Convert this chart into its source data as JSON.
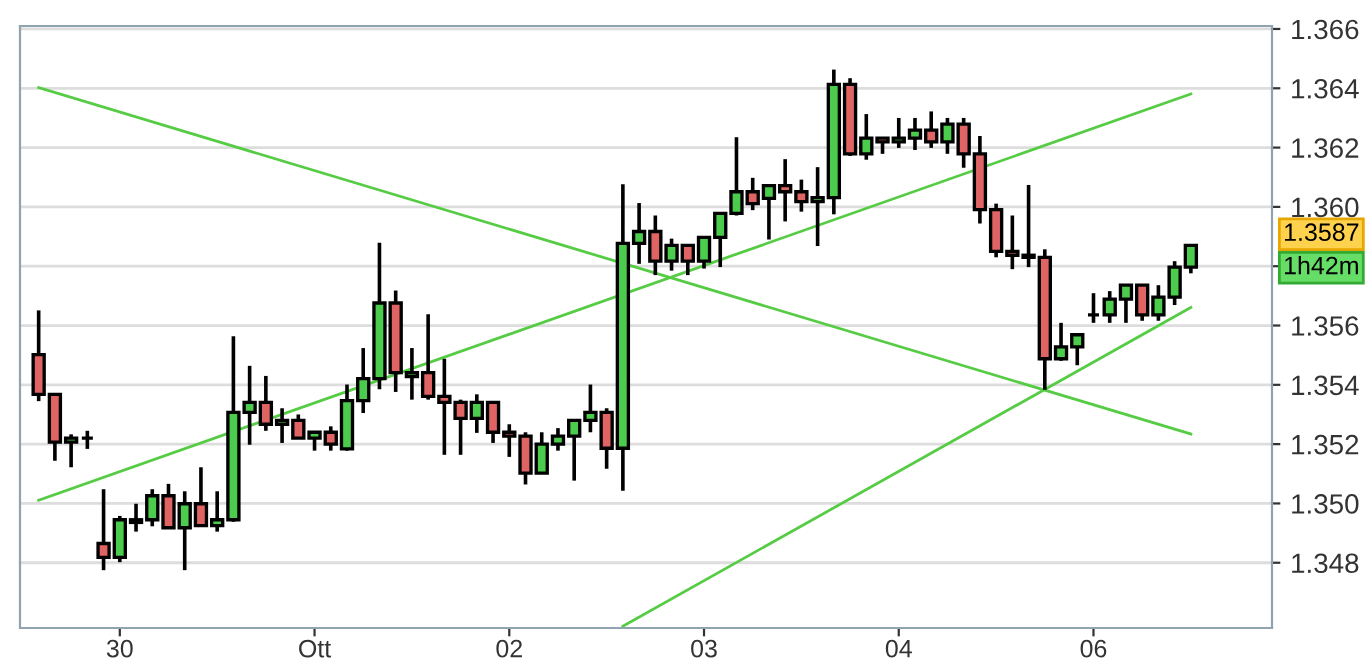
{
  "chart_data": {
    "type": "candlestick",
    "categories": [
      null,
      null,
      null,
      null,
      null,
      "30",
      null,
      null,
      null,
      null,
      null,
      null,
      null,
      null,
      null,
      null,
      null,
      "Ott",
      null,
      null,
      null,
      null,
      null,
      null,
      null,
      null,
      null,
      null,
      null,
      "02",
      null,
      null,
      null,
      null,
      null,
      null,
      null,
      null,
      null,
      null,
      null,
      "03",
      null,
      null,
      null,
      null,
      null,
      null,
      null,
      null,
      null,
      null,
      null,
      "04",
      null,
      null,
      null,
      null,
      null,
      null,
      null,
      null,
      null,
      null,
      null,
      "06",
      null,
      null,
      null,
      null,
      null,
      null
    ],
    "ohlc": [
      [
        1.35502,
        1.35651,
        1.35345,
        1.35368
      ],
      [
        1.35368,
        1.3537,
        1.35144,
        1.35207
      ],
      [
        1.35207,
        1.35233,
        1.35122,
        1.3522
      ],
      [
        1.3522,
        1.35245,
        1.35184,
        1.3522
      ],
      [
        1.34865,
        1.35048,
        1.34775,
        1.34818
      ],
      [
        1.34818,
        1.34958,
        1.34802,
        1.34945
      ],
      [
        1.34936,
        1.34999,
        1.34905,
        1.34945
      ],
      [
        1.34945,
        1.35048,
        1.34923,
        1.35026
      ],
      [
        1.35026,
        1.35066,
        1.34918,
        1.34918
      ],
      [
        1.34918,
        1.35041,
        1.34775,
        1.34999
      ],
      [
        1.34999,
        1.35122,
        1.34925,
        1.34925
      ],
      [
        1.34925,
        1.35041,
        1.34905,
        1.34945
      ],
      [
        1.34945,
        1.35564,
        1.34938,
        1.35307
      ],
      [
        1.35307,
        1.35464,
        1.35198,
        1.35341
      ],
      [
        1.35341,
        1.3543,
        1.35245,
        1.35267
      ],
      [
        1.35267,
        1.35321,
        1.35204,
        1.3528
      ],
      [
        1.3528,
        1.353,
        1.3522,
        1.3522
      ],
      [
        1.3522,
        1.3524,
        1.35178,
        1.3524
      ],
      [
        1.3524,
        1.3526,
        1.35178,
        1.352
      ],
      [
        1.35184,
        1.35401,
        1.35178,
        1.35347
      ],
      [
        1.35347,
        1.35524,
        1.35305,
        1.35421
      ],
      [
        1.35421,
        1.35879,
        1.35385,
        1.35676
      ],
      [
        1.35676,
        1.35718,
        1.35376,
        1.35441
      ],
      [
        1.35428,
        1.35524,
        1.3535,
        1.35441
      ],
      [
        1.35441,
        1.35638,
        1.3535,
        1.35361
      ],
      [
        1.35361,
        1.35488,
        1.35164,
        1.35341
      ],
      [
        1.35341,
        1.3535,
        1.35164,
        1.35287
      ],
      [
        1.35287,
        1.35368,
        1.35238,
        1.35341
      ],
      [
        1.35341,
        1.35341,
        1.35204,
        1.3524
      ],
      [
        1.3524,
        1.35267,
        1.35157,
        1.35227
      ],
      [
        1.35227,
        1.3524,
        1.35064,
        1.35102
      ],
      [
        1.35102,
        1.3524,
        1.35102,
        1.352
      ],
      [
        1.352,
        1.35254,
        1.35178,
        1.35227
      ],
      [
        1.35227,
        1.3528,
        1.35077,
        1.3528
      ],
      [
        1.3528,
        1.35401,
        1.3524,
        1.35307
      ],
      [
        1.35307,
        1.35321,
        1.35117,
        1.35186
      ],
      [
        1.35186,
        1.36076,
        1.35043,
        1.35877
      ],
      [
        1.35877,
        1.36013,
        1.35808,
        1.35917
      ],
      [
        1.35917,
        1.35971,
        1.3577,
        1.35817
      ],
      [
        1.35817,
        1.35893,
        1.35785,
        1.3587
      ],
      [
        1.3587,
        1.3587,
        1.3577,
        1.35817
      ],
      [
        1.35817,
        1.35897,
        1.35792,
        1.35897
      ],
      [
        1.35897,
        1.35978,
        1.35797,
        1.35978
      ],
      [
        1.35978,
        1.36235,
        1.35971,
        1.36051
      ],
      [
        1.36051,
        1.36098,
        1.35989,
        1.36011
      ],
      [
        1.36029,
        1.36072,
        1.3589,
        1.36072
      ],
      [
        1.36072,
        1.36161,
        1.35951,
        1.36051
      ],
      [
        1.36051,
        1.36092,
        1.35984,
        1.36018
      ],
      [
        1.36018,
        1.36134,
        1.35868,
        1.36031
      ],
      [
        1.36031,
        1.36463,
        1.35975,
        1.36413
      ],
      [
        1.36413,
        1.36434,
        1.36172,
        1.36179
      ],
      [
        1.36179,
        1.36313,
        1.36159,
        1.36232
      ],
      [
        1.36232,
        1.36232,
        1.36179,
        1.36219
      ],
      [
        1.36219,
        1.363,
        1.36199,
        1.36232
      ],
      [
        1.36232,
        1.363,
        1.36192,
        1.36259
      ],
      [
        1.36259,
        1.36322,
        1.36199,
        1.36219
      ],
      [
        1.36219,
        1.363,
        1.36179,
        1.36279
      ],
      [
        1.36279,
        1.363,
        1.36132,
        1.36179
      ],
      [
        1.36179,
        1.36239,
        1.35944,
        1.35991
      ],
      [
        1.35991,
        1.36011,
        1.3583,
        1.3585
      ],
      [
        1.3585,
        1.35971,
        1.3579,
        1.35837
      ],
      [
        1.35837,
        1.36074,
        1.35797,
        1.3583
      ],
      [
        1.3583,
        1.35857,
        1.35383,
        1.35488
      ],
      [
        1.35488,
        1.35609,
        1.35481,
        1.35528
      ],
      [
        1.35528,
        1.35569,
        1.35466,
        1.35569
      ],
      [
        1.35636,
        1.35709,
        1.35609,
        1.35636
      ],
      [
        1.35636,
        1.35716,
        1.35609,
        1.35689
      ],
      [
        1.35689,
        1.35736,
        1.35609,
        1.35736
      ],
      [
        1.35736,
        1.35736,
        1.35616,
        1.35636
      ],
      [
        1.35636,
        1.35736,
        1.35616,
        1.35696
      ],
      [
        1.35696,
        1.35817,
        1.35669,
        1.35797
      ],
      [
        1.35797,
        1.3587,
        1.35776,
        1.3587
      ]
    ],
    "colors": [
      "#e06464",
      "#e06464",
      "#4ccc4c",
      "#000000",
      "#e06464",
      "#4ccc4c",
      "#4ccc4c",
      "#4ccc4c",
      "#e06464",
      "#4ccc4c",
      "#e06464",
      "#4ccc4c",
      "#4ccc4c",
      "#4ccc4c",
      "#e06464",
      "#4ccc4c",
      "#e06464",
      "#4ccc4c",
      "#e06464",
      "#4ccc4c",
      "#4ccc4c",
      "#4ccc4c",
      "#e06464",
      "#4ccc4c",
      "#e06464",
      "#e06464",
      "#e06464",
      "#4ccc4c",
      "#e06464",
      "#e06464",
      "#e06464",
      "#4ccc4c",
      "#4ccc4c",
      "#4ccc4c",
      "#4ccc4c",
      "#e06464",
      "#4ccc4c",
      "#4ccc4c",
      "#e06464",
      "#4ccc4c",
      "#e06464",
      "#4ccc4c",
      "#4ccc4c",
      "#4ccc4c",
      "#e06464",
      "#4ccc4c",
      "#e06464",
      "#e06464",
      "#4ccc4c",
      "#4ccc4c",
      "#e06464",
      "#4ccc4c",
      "#e06464",
      "#4ccc4c",
      "#4ccc4c",
      "#e06464",
      "#4ccc4c",
      "#e06464",
      "#e06464",
      "#e06464",
      "#e06464",
      "#e06464",
      "#e06464",
      "#4ccc4c",
      "#4ccc4c",
      "#000000",
      "#4ccc4c",
      "#4ccc4c",
      "#e06464",
      "#4ccc4c",
      "#4ccc4c",
      "#4ccc4c"
    ],
    "series": [
      {
        "type": "line",
        "color": "#55cc44",
        "values": [
          1.36402,
          null,
          null,
          null,
          null,
          null,
          null,
          null,
          null,
          null,
          null,
          null,
          null,
          null,
          null,
          null,
          null,
          null,
          null,
          null,
          null,
          null,
          null,
          null,
          null,
          null,
          null,
          null,
          null,
          null,
          null,
          null,
          null,
          null,
          null,
          null,
          null,
          null,
          null,
          null,
          null,
          null,
          null,
          null,
          null,
          null,
          null,
          null,
          null,
          null,
          null,
          null,
          null,
          null,
          null,
          null,
          null,
          null,
          null,
          null,
          null,
          null,
          null,
          null,
          null,
          null,
          null,
          null,
          null,
          null,
          null,
          1.35234
        ]
      },
      {
        "type": "line",
        "color": "#55cc44",
        "values": [
          1.35011,
          null,
          null,
          null,
          null,
          null,
          null,
          null,
          null,
          null,
          null,
          null,
          null,
          null,
          null,
          null,
          null,
          null,
          null,
          null,
          null,
          null,
          null,
          null,
          null,
          null,
          null,
          null,
          null,
          null,
          null,
          null,
          null,
          null,
          null,
          null,
          null,
          null,
          null,
          null,
          null,
          null,
          null,
          null,
          null,
          null,
          null,
          null,
          null,
          null,
          null,
          null,
          null,
          null,
          null,
          null,
          null,
          null,
          null,
          null,
          null,
          null,
          null,
          null,
          null,
          null,
          null,
          null,
          null,
          null,
          null,
          1.36381
        ]
      },
      {
        "type": "line",
        "color": "#55cc44",
        "values": [
          null,
          null,
          null,
          null,
          null,
          null,
          null,
          null,
          null,
          null,
          null,
          null,
          null,
          null,
          null,
          null,
          null,
          null,
          null,
          null,
          null,
          null,
          null,
          null,
          null,
          null,
          null,
          null,
          null,
          null,
          null,
          null,
          null,
          null,
          null,
          null,
          1.34586,
          null,
          null,
          null,
          null,
          null,
          null,
          null,
          null,
          null,
          null,
          null,
          null,
          null,
          null,
          null,
          null,
          null,
          null,
          null,
          null,
          null,
          null,
          null,
          null,
          null,
          null,
          null,
          null,
          null,
          null,
          null,
          null,
          null,
          null,
          1.35661
        ]
      }
    ],
    "ylim": [
      1.3458,
      1.3661
    ],
    "yticks": [
      1.348,
      {
        "value": 1.35,
        "label": "1.350"
      },
      1.352,
      1.354,
      1.356,
      {
        "value": 1.358,
        "label": null
      },
      {
        "value": 1.36,
        "label": "1.360"
      },
      1.362,
      1.364,
      1.366
    ],
    "grid": "y",
    "annotations": [
      "1.3587",
      "1h42m"
    ]
  }
}
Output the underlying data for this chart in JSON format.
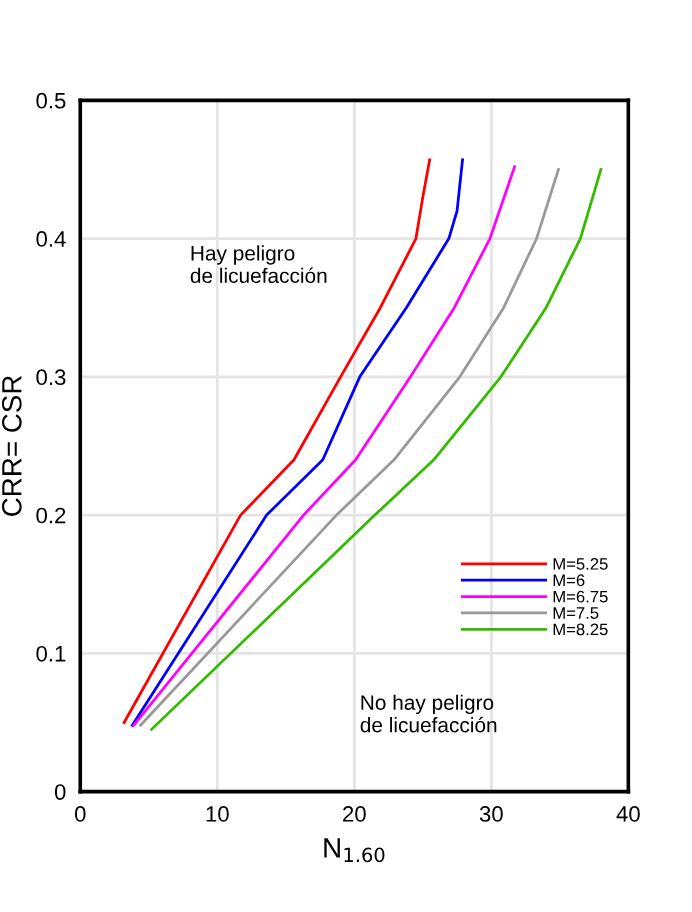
{
  "chart_data": {
    "type": "line",
    "xlabel": "N$_{1.60}$",
    "ylabel": "CRR= CSR",
    "xlim": [
      0,
      40
    ],
    "xticks": [
      0,
      10,
      20,
      30,
      40
    ],
    "ylim": [
      0,
      0.5
    ],
    "yticks": [
      0,
      0.1,
      0.2,
      0.3,
      0.4,
      0.5
    ],
    "grid": true,
    "legend": "right",
    "marker": "none",
    "line_style": "solid",
    "annotations": [
      "Hay peligro\nde licuefacción",
      "No hay peligro\nde licuefacción"
    ],
    "series": [
      {
        "name": "M=5.25",
        "color": "#ff0000",
        "x": [
          3.2,
          11.7,
          15.6,
          19,
          21.9,
          24.5,
          25,
          25.5
        ],
        "values": [
          0.05,
          0.2,
          0.24,
          0.3,
          0.35,
          0.4,
          0.43,
          0.457
        ]
      },
      {
        "name": "M=6",
        "color": "#0000ff",
        "x": [
          3.8,
          13.6,
          17.7,
          20.4,
          23.8,
          26.9,
          27.5,
          27.9
        ],
        "values": [
          0.048,
          0.2,
          0.24,
          0.3,
          0.35,
          0.4,
          0.42,
          0.457
        ]
      },
      {
        "name": "M=6.75",
        "color": "#ff00ff",
        "x": [
          3.9,
          16.3,
          20.1,
          24.1,
          27.3,
          29.9,
          31.7
        ],
        "values": [
          0.048,
          0.2,
          0.24,
          0.3,
          0.35,
          0.4,
          0.452
        ]
      },
      {
        "name": "M=7.5",
        "color": "#999999",
        "x": [
          4.4,
          18.7,
          22.9,
          27.7,
          30.9,
          33.3,
          34.9
        ],
        "values": [
          0.048,
          0.2,
          0.24,
          0.3,
          0.35,
          0.4,
          0.45
        ]
      },
      {
        "name": "M=8.25",
        "color": "#33bb00",
        "x": [
          5.2,
          21.5,
          25.8,
          30.7,
          34,
          36.5,
          38
        ],
        "values": [
          0.045,
          0.2,
          0.24,
          0.3,
          0.35,
          0.4,
          0.45
        ]
      }
    ]
  }
}
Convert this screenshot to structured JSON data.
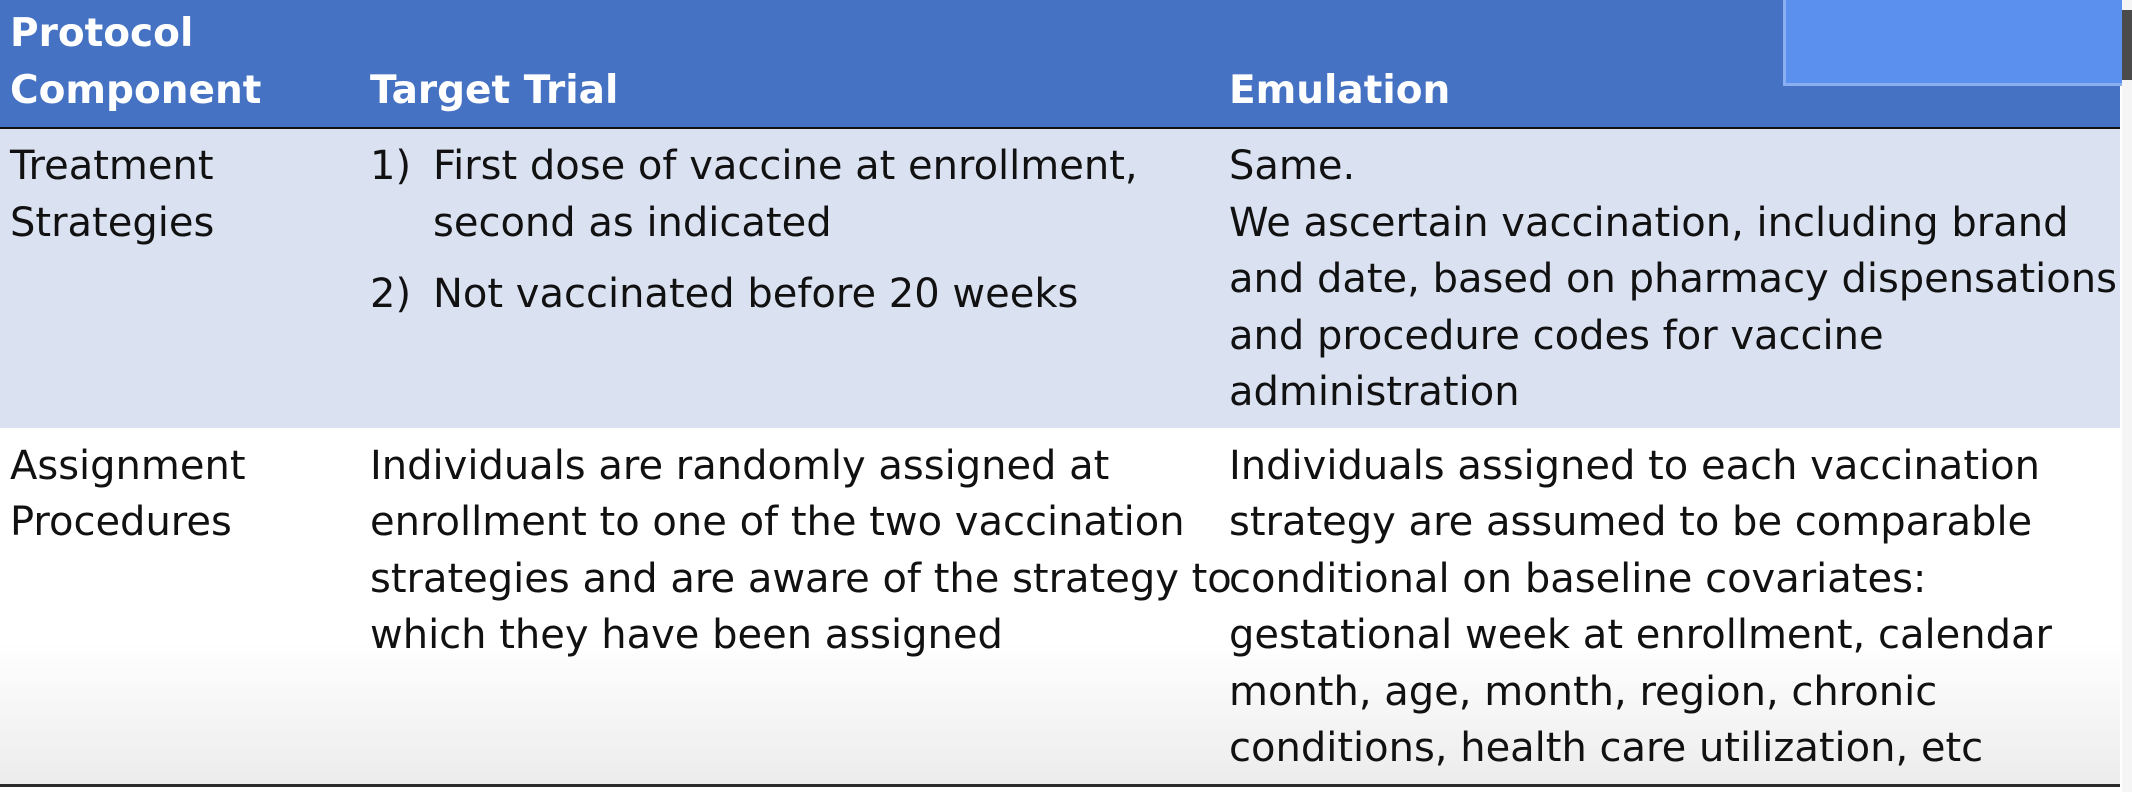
{
  "table": {
    "headers": {
      "component_line1": "Protocol",
      "component_line2": "Component",
      "target_trial": "Target Trial",
      "emulation": "Emulation"
    },
    "rows": [
      {
        "component_line1": "Treatment",
        "component_line2": "Strategies",
        "target_trial_items": [
          {
            "number": "1)",
            "line1": "First dose of vaccine at enrollment,",
            "line2": "second as indicated"
          },
          {
            "number": "2)",
            "line1": "Not vaccinated before 20 weeks"
          }
        ],
        "emulation_lines": [
          "Same.",
          "We ascertain vaccination, including brand",
          "and date, based on pharmacy dispensations",
          "and procedure codes for vaccine",
          "administration"
        ]
      },
      {
        "component_line1": "Assignment",
        "component_line2": "Procedures",
        "target_trial_lines": [
          "Individuals are randomly assigned at",
          "enrollment to one of the two vaccination",
          "strategies and are aware of the strategy to",
          "which they have been assigned"
        ],
        "emulation_lines": [
          "Individuals assigned to each vaccination",
          "strategy are assumed to be comparable",
          "conditional on baseline covariates:",
          "gestational week at enrollment, calendar",
          "month, age, month, region, chronic",
          "conditions, health care utilization, etc"
        ]
      }
    ]
  },
  "colors": {
    "header_bg": "#4672c4",
    "header_text": "#ffffff",
    "row1_bg": "#dae2f2",
    "row2_bg": "#ffffff",
    "corner_box": "#5b90ee"
  }
}
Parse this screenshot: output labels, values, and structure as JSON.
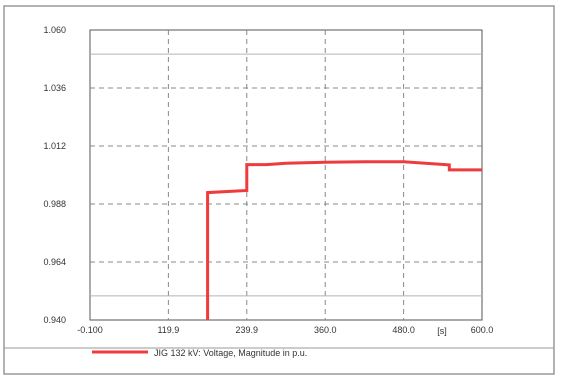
{
  "chart_data": {
    "type": "line",
    "title": "",
    "xlabel": "",
    "ylabel": "",
    "x_unit_label": "[s]",
    "xlim": [
      -0.1,
      600.0
    ],
    "ylim": [
      0.94,
      1.06
    ],
    "x_ticks": [
      "-0.100",
      "119.9",
      "239.9",
      "360.0",
      "480.0",
      "600.0"
    ],
    "y_ticks": [
      "0.940",
      "0.964",
      "0.988",
      "1.012",
      "1.036",
      "1.060"
    ],
    "grid": true,
    "grid_style": "dashed",
    "reference_lines_y": [
      1.05,
      0.95
    ],
    "legend_position": "bottom",
    "series": [
      {
        "name": "JIG 132 kV: Voltage, Magnitude in p.u.",
        "color": "#ee3b3b",
        "x": [
          180,
          180,
          180,
          240,
          240,
          270,
          300,
          360,
          420,
          480,
          550,
          550,
          600
        ],
        "y": [
          0.94,
          0.946,
          0.9927,
          0.9936,
          1.0043,
          1.0043,
          1.0049,
          1.0053,
          1.0055,
          1.0055,
          1.0042,
          1.0021,
          1.0021
        ]
      }
    ]
  }
}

**Directions for this task**: Find and copy each line above that includes the string "enrollment".

**Correct result**:
            "line1": "First dose of vaccine at enrollment,",
          "enrollment to one of the two vaccination",
          "gestational week at enrollment, calendar",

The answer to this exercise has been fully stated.